[Records contained in a dataset]

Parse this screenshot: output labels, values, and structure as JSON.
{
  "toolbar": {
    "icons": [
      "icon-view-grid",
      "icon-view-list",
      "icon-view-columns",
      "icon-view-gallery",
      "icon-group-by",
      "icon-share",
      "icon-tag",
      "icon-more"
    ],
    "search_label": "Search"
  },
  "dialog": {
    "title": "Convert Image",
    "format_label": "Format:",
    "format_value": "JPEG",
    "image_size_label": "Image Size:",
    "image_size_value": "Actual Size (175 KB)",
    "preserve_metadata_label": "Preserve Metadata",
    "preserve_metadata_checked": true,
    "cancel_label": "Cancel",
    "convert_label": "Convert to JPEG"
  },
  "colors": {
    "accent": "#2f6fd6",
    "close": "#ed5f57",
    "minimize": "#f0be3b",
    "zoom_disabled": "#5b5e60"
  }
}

§ **STATED TASK**
Tally how many lines in the material above hold the word "JPEG". Write only that number.

§ **FINISHED TASK**
2